> _Provided material_
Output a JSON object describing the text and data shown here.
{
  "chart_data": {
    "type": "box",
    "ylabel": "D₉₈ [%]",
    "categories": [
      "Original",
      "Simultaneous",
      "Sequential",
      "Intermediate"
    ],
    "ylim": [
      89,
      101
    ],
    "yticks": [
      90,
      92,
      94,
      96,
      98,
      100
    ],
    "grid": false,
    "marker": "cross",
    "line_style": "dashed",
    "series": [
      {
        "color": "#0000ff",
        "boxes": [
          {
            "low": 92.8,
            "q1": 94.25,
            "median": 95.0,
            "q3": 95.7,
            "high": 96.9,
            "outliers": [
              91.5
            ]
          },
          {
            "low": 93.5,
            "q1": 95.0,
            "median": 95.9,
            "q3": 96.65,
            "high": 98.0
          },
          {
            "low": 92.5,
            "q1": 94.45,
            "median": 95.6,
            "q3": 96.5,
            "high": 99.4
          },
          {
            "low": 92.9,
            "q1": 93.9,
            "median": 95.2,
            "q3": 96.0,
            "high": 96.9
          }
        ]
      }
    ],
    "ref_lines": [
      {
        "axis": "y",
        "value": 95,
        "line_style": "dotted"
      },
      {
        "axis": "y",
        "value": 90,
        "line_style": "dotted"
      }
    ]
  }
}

> _The request_
Reproduce each record exactly, leaving nothing out.

> _Reply_
Output a JSON object describing the text and data shown here.
{
  "chart_data": {
    "type": "box",
    "ylabel": "D₉₈ [%]",
    "categories": [
      "Original",
      "Simultaneous",
      "Sequential",
      "Intermediate"
    ],
    "ylim": [
      89,
      101
    ],
    "yticks": [
      90,
      92,
      94,
      96,
      98,
      100
    ],
    "grid": false,
    "marker": "cross",
    "line_style": "dashed",
    "series": [
      {
        "color": "#0000ff",
        "boxes": [
          {
            "low": 92.8,
            "q1": 94.25,
            "median": 95.0,
            "q3": 95.7,
            "high": 96.9,
            "outliers": [
              91.5
            ]
          },
          {
            "low": 93.5,
            "q1": 95.0,
            "median": 95.9,
            "q3": 96.65,
            "high": 98.0
          },
          {
            "low": 92.5,
            "q1": 94.45,
            "median": 95.6,
            "q3": 96.5,
            "high": 99.4
          },
          {
            "low": 92.9,
            "q1": 93.9,
            "median": 95.2,
            "q3": 96.0,
            "high": 96.9
          }
        ]
      }
    ],
    "ref_lines": [
      {
        "axis": "y",
        "value": 95,
        "line_style": "dotted"
      },
      {
        "axis": "y",
        "value": 90,
        "line_style": "dotted"
      }
    ]
  }
}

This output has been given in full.